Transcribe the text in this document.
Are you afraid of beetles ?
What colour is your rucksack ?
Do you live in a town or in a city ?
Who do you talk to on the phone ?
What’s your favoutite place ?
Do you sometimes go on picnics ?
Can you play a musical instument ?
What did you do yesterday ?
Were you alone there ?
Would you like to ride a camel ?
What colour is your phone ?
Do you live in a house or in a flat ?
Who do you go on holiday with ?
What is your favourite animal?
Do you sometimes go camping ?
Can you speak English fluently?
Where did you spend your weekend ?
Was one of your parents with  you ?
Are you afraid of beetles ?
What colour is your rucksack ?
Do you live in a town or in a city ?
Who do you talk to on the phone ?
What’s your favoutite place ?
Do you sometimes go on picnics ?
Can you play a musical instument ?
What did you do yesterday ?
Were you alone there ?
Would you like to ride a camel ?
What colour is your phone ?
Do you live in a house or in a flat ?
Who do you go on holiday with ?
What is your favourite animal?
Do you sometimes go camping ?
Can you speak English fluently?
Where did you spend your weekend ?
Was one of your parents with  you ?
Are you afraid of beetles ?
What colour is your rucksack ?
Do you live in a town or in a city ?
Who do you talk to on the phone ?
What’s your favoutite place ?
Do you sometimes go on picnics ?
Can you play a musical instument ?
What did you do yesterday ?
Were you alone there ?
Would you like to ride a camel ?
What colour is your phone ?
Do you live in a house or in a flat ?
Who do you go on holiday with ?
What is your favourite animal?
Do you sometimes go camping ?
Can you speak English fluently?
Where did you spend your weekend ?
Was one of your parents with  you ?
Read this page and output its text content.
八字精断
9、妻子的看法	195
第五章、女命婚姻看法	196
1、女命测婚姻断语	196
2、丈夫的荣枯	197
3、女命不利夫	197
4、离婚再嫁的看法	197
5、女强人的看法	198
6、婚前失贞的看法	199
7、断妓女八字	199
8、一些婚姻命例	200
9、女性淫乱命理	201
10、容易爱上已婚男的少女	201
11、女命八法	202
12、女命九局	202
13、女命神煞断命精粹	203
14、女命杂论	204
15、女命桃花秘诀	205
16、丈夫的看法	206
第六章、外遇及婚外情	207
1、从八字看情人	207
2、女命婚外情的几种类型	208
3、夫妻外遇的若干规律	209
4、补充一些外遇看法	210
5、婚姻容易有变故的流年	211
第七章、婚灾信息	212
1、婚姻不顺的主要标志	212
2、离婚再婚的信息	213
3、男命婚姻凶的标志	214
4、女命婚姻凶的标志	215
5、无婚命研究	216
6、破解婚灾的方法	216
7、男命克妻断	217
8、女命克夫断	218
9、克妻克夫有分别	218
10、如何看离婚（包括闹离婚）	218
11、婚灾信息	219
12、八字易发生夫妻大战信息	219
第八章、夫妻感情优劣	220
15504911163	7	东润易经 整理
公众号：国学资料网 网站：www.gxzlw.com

--

**EXERCISE DETAILS**
Select the lines that carry the string "text" and copy them.

**ANSWER TO THE EXERCISE**
Transcribe the text in this document.
Read this page and output its text content.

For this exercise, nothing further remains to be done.